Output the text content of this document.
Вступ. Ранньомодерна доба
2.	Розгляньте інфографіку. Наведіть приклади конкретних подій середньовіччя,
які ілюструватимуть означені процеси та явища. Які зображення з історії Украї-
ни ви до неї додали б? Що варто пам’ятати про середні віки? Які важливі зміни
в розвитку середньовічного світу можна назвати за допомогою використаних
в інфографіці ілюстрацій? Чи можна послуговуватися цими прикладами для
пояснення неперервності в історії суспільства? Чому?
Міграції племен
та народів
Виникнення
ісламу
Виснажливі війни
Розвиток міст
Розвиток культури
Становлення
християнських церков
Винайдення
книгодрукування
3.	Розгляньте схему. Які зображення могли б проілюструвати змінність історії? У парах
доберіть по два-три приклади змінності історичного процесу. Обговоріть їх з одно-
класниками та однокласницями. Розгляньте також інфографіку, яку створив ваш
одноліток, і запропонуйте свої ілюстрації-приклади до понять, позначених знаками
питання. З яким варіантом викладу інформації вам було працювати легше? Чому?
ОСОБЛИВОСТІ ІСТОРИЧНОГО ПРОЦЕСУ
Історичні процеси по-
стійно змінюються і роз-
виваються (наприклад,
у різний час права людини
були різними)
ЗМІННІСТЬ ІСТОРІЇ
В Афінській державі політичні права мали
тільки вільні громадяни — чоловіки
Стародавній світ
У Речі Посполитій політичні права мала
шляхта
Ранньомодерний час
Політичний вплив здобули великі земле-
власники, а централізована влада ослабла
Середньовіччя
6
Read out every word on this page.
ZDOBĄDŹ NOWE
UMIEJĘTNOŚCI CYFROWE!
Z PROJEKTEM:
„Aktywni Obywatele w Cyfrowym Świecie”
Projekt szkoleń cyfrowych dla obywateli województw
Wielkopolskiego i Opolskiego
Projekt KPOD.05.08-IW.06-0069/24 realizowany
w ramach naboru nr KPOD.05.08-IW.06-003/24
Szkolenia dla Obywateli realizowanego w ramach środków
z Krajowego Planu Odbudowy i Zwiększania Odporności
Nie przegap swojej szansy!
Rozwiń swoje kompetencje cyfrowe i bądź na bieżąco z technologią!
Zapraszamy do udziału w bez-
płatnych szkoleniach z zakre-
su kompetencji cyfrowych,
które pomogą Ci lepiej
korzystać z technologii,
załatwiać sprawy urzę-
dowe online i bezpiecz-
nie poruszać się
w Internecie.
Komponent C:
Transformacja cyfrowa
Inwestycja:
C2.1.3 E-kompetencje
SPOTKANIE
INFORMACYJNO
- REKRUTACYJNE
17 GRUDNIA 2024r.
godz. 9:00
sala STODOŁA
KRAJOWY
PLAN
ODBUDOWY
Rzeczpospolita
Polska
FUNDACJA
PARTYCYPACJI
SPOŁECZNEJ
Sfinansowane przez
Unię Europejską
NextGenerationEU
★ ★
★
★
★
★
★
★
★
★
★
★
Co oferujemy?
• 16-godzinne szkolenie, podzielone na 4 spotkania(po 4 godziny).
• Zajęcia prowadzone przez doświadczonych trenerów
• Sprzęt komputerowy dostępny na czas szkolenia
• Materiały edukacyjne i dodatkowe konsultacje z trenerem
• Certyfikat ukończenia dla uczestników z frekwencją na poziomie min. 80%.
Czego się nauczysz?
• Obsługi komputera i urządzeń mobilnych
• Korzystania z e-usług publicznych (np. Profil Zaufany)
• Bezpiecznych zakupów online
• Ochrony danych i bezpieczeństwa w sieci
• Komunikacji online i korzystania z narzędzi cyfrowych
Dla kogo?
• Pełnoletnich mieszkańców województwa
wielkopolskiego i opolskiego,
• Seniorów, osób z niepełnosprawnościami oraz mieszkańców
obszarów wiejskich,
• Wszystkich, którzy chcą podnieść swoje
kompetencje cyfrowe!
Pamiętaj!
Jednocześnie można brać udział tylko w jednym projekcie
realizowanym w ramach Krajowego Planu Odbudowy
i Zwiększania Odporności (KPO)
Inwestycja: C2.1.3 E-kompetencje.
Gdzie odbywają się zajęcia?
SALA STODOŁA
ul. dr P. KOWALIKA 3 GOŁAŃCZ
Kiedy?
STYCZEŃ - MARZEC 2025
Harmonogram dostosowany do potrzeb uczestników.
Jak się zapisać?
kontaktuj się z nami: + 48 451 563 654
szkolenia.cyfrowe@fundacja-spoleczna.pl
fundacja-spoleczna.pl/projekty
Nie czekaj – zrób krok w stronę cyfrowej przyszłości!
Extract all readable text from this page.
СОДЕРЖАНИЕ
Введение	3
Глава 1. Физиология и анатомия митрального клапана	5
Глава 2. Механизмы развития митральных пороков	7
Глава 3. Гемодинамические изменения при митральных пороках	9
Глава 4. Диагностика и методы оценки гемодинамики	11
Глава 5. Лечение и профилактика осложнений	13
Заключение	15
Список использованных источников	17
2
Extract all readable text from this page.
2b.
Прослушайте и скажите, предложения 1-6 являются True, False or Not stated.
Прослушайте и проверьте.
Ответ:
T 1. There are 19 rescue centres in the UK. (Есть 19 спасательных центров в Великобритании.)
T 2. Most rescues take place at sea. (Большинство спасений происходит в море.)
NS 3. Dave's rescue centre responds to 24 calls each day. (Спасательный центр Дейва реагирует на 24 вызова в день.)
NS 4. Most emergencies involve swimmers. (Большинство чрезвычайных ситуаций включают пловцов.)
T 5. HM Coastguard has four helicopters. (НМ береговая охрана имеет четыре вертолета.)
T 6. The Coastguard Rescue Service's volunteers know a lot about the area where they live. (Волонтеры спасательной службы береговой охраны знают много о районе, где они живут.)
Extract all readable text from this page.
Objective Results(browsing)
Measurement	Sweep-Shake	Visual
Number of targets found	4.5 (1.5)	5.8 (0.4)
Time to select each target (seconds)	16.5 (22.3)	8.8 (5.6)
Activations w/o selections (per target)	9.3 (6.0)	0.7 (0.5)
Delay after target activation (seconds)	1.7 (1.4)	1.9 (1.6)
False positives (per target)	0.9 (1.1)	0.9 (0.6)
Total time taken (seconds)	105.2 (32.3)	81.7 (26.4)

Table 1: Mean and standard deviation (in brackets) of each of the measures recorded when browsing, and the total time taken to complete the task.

—————

• [Stated goal]: Give all the records again. Match them exactly.

• [Full solution]:
Output the text content of this document.
Вступ. Ранньомодерна доба
2.	Розгляньте інфографіку. Наведіть приклади конкретних подій середньовіччя,
які ілюструватимуть означені процеси та явища. Які зображення з історії Украї-
ни ви до неї додали б? Що варто пам’ятати про середні віки? Які важливі зміни
в розвитку середньовічного світу можна назвати за допомогою використаних
в інфографіці ілюстрацій? Чи можна послуговуватися цими прикладами для
пояснення неперервності в історії суспільства? Чому?
Міграції племен
та народів
Виникнення
ісламу
Виснажливі війни
Розвиток міст
Розвиток культури
Становлення
християнських церков
Винайдення
книгодрукування
3.	Розгляньте схему. Які зображення могли б проілюструвати змінність історії? У парах
доберіть по два-три приклади змінності історичного процесу. Обговоріть їх з одно-
класниками та однокласницями. Розгляньте також інфографіку, яку створив ваш
одноліток, і запропонуйте свої ілюстрації-приклади до понять, позначених знаками
питання. З яким варіантом викладу інформації вам було працювати легше? Чому?
ОСОБЛИВОСТІ ІСТОРИЧНОГО ПРОЦЕСУ
Історичні процеси по-
стійно змінюються і роз-
виваються (наприклад,
у різний час права людини
були різними)
ЗМІННІСТЬ ІСТОРІЇ
В Афінській державі політичні права мали
тільки вільні громадяни — чоловіки
Стародавній світ
У Речі Посполитій політичні права мала
шляхта
Ранньомодерний час
Політичний вплив здобули великі земле-
власники, а централізована влада ослабла
Середньовіччя
6
Read out every word on this page.
ZDOBĄDŹ NOWE
UMIEJĘTNOŚCI CYFROWE!
Z PROJEKTEM:
„Aktywni Obywatele w Cyfrowym Świecie”
Projekt szkoleń cyfrowych dla obywateli województw
Wielkopolskiego i Opolskiego
Projekt KPOD.05.08-IW.06-0069/24 realizowany
w ramach naboru nr KPOD.05.08-IW.06-003/24
Szkolenia dla Obywateli realizowanego w ramach środków
z Krajowego Planu Odbudowy i Zwiększania Odporności
Nie przegap swojej szansy!
Rozwiń swoje kompetencje cyfrowe i bądź na bieżąco z technologią!
Zapraszamy do udziału w bez-
płatnych szkoleniach z zakre-
su kompetencji cyfrowych,
które pomogą Ci lepiej
korzystać z technologii,
załatwiać sprawy urzę-
dowe online i bezpiecz-
nie poruszać się
w Internecie.
Komponent C:
Transformacja cyfrowa
Inwestycja:
C2.1.3 E-kompetencje
SPOTKANIE
INFORMACYJNO
- REKRUTACYJNE
17 GRUDNIA 2024r.
godz. 9:00
sala STODOŁA
KRAJOWY
PLAN
ODBUDOWY
Rzeczpospolita
Polska
FUNDACJA
PARTYCYPACJI
SPOŁECZNEJ
Sfinansowane przez
Unię Europejską
NextGenerationEU
★ ★
★
★
★
★
★
★
★
★
★
★
Co oferujemy?
• 16-godzinne szkolenie, podzielone na 4 spotkania(po 4 godziny).
• Zajęcia prowadzone przez doświadczonych trenerów
• Sprzęt komputerowy dostępny na czas szkolenia
• Materiały edukacyjne i dodatkowe konsultacje z trenerem
• Certyfikat ukończenia dla uczestników z frekwencją na poziomie min. 80%.
Czego się nauczysz?
• Obsługi komputera i urządzeń mobilnych
• Korzystania z e-usług publicznych (np. Profil Zaufany)
• Bezpiecznych zakupów online
• Ochrony danych i bezpieczeństwa w sieci
• Komunikacji online i korzystania z narzędzi cyfrowych
Dla kogo?
• Pełnoletnich mieszkańców województwa
wielkopolskiego i opolskiego,
• Seniorów, osób z niepełnosprawnościami oraz mieszkańców
obszarów wiejskich,
• Wszystkich, którzy chcą podnieść swoje
kompetencje cyfrowe!
Pamiętaj!
Jednocześnie można brać udział tylko w jednym projekcie
realizowanym w ramach Krajowego Planu Odbudowy
i Zwiększania Odporności (KPO)
Inwestycja: C2.1.3 E-kompetencje.
Gdzie odbywają się zajęcia?
SALA STODOŁA
ul. dr P. KOWALIKA 3 GOŁAŃCZ
Kiedy?
STYCZEŃ - MARZEC 2025
Harmonogram dostosowany do potrzeb uczestników.
Jak się zapisać?
kontaktuj się z nami: + 48 451 563 654
szkolenia.cyfrowe@fundacja-spoleczna.pl
fundacja-spoleczna.pl/projekty
Nie czekaj – zrób krok w stronę cyfrowej przyszłości!
Extract all readable text from this page.
СОДЕРЖАНИЕ
Введение	3
Глава 1. Физиология и анатомия митрального клапана	5
Глава 2. Механизмы развития митральных пороков	7
Глава 3. Гемодинамические изменения при митральных пороках	9
Глава 4. Диагностика и методы оценки гемодинамики	11
Глава 5. Лечение и профилактика осложнений	13
Заключение	15
Список использованных источников	17
2
Extract all readable text from this page.
2b.
Прослушайте и скажите, предложения 1-6 являются True, False or Not stated.
Прослушайте и проверьте.
Ответ:
T 1. There are 19 rescue centres in the UK. (Есть 19 спасательных центров в Великобритании.)
T 2. Most rescues take place at sea. (Большинство спасений происходит в море.)
NS 3. Dave's rescue centre responds to 24 calls each day. (Спасательный центр Дейва реагирует на 24 вызова в день.)
NS 4. Most emergencies involve swimmers. (Большинство чрезвычайных ситуаций включают пловцов.)
T 5. HM Coastguard has four helicopters. (НМ береговая охрана имеет четыре вертолета.)
T 6. The Coastguard Rescue Service's volunteers know a lot about the area where they live. (Волонтеры спасательной службы береговой охраны знают много о районе, где они живут.)
Extract all readable text from this page.
Objective Results(browsing)
Measurement	Sweep-Shake	Visual
Number of targets found	4.5 (1.5)	5.8 (0.4)
Time to select each target (seconds)	16.5 (22.3)	8.8 (5.6)
Activations w/o selections (per target)	9.3 (6.0)	0.7 (0.5)
Delay after target activation (seconds)	1.7 (1.4)	1.9 (1.6)
False positives (per target)	0.9 (1.1)	0.9 (0.6)
Total time taken (seconds)	105.2 (32.3)	81.7 (26.4)

Table 1: Mean and standard deviation (in brackets) of each of the measures recorded when browsing, and the total time taken to complete the task.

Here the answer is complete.